## Problem requirements
Note each line of the listing that contains the string "existing", and copy it.

## Recorded information
%%

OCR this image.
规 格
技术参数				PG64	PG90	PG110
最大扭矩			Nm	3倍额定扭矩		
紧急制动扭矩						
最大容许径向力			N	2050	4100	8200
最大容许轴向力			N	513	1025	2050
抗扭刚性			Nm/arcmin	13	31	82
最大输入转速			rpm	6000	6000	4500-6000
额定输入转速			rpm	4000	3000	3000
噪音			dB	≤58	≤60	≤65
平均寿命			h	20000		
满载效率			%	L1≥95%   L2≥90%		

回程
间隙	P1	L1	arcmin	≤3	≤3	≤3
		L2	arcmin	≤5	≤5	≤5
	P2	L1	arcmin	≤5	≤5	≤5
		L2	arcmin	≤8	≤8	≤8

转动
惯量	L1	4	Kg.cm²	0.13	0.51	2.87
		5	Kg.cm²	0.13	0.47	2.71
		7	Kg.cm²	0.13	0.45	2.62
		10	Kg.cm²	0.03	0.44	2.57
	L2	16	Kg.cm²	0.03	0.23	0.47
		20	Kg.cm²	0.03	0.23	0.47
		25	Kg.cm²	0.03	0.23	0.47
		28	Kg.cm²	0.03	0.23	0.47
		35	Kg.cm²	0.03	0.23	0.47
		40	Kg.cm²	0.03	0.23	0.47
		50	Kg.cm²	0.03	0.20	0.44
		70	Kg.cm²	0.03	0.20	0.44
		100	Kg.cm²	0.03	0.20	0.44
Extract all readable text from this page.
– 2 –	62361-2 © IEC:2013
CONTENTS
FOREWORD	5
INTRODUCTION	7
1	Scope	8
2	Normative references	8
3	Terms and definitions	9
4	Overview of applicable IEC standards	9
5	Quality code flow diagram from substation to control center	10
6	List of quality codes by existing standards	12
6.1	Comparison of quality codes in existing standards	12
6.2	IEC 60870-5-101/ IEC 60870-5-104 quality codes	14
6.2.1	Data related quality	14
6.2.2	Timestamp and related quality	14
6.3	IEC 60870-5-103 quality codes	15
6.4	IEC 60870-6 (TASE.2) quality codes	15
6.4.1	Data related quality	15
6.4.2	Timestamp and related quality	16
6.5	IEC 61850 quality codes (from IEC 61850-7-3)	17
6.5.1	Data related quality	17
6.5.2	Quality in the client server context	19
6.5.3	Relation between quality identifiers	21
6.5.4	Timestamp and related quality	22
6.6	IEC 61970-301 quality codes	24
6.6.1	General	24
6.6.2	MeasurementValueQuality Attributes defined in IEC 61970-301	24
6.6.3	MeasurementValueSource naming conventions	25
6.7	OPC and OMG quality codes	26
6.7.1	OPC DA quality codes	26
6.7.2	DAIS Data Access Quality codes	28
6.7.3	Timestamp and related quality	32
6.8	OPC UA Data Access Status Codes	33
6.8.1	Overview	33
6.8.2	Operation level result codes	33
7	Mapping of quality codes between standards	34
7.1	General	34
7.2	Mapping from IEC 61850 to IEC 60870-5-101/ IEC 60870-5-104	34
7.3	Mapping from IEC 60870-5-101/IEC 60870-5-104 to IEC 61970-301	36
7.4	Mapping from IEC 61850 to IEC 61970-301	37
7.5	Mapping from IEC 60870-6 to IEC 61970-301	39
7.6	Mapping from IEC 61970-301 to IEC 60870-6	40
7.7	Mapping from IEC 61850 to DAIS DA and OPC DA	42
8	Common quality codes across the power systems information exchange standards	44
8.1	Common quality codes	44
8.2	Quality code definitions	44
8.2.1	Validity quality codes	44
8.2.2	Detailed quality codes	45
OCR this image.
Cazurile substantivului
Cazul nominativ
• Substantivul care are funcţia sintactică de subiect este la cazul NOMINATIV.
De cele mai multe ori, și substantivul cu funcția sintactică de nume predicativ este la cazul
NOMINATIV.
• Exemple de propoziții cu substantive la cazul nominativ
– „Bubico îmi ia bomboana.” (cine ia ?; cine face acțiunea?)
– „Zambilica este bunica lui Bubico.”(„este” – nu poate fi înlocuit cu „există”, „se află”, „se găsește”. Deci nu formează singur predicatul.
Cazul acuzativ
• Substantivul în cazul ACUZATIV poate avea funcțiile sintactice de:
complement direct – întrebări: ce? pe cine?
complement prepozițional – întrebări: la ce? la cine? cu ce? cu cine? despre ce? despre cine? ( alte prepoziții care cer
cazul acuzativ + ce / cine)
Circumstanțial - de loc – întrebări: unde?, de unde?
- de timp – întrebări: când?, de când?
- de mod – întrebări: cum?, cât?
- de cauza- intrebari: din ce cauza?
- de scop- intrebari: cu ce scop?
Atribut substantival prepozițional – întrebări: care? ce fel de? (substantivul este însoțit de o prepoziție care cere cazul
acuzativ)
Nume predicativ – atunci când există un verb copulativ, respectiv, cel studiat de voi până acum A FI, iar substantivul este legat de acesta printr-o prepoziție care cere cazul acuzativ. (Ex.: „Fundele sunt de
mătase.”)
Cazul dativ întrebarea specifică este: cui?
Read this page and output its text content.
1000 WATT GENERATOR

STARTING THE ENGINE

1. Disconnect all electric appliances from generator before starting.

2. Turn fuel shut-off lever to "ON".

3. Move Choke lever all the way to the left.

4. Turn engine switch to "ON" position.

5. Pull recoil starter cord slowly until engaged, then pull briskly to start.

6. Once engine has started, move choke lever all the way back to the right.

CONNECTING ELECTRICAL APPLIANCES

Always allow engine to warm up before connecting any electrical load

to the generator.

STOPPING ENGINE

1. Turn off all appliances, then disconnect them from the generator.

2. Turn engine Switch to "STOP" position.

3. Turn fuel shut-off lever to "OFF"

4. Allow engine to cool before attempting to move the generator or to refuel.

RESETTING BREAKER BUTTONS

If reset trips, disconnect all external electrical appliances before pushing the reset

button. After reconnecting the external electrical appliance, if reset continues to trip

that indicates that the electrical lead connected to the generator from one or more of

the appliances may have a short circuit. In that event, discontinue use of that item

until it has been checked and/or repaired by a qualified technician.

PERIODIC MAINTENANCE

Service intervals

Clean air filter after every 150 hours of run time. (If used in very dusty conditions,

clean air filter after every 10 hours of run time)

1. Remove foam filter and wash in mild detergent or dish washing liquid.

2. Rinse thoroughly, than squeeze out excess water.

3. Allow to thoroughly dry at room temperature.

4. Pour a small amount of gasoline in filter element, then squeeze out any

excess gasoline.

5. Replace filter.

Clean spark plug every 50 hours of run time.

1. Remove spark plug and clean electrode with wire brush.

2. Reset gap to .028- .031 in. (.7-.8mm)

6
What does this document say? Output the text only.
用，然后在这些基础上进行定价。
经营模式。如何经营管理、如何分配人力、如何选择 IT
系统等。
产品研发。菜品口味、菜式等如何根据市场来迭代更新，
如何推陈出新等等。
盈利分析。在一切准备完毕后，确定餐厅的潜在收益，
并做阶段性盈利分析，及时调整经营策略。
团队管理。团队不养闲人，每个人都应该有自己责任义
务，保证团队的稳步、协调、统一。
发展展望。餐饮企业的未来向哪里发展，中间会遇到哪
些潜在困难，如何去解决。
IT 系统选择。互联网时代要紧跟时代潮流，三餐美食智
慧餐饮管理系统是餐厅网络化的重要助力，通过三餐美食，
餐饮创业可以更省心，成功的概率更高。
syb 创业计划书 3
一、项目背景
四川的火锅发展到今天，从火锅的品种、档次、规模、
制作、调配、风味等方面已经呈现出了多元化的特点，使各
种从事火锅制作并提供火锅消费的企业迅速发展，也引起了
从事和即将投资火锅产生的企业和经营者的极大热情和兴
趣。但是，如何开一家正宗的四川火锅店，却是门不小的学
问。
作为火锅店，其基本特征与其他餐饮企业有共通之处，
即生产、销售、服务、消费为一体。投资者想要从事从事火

%%

## Output for this exercise
6	List of quality codes by existing standards	12
6.1	Comparison of quality codes in existing standards	12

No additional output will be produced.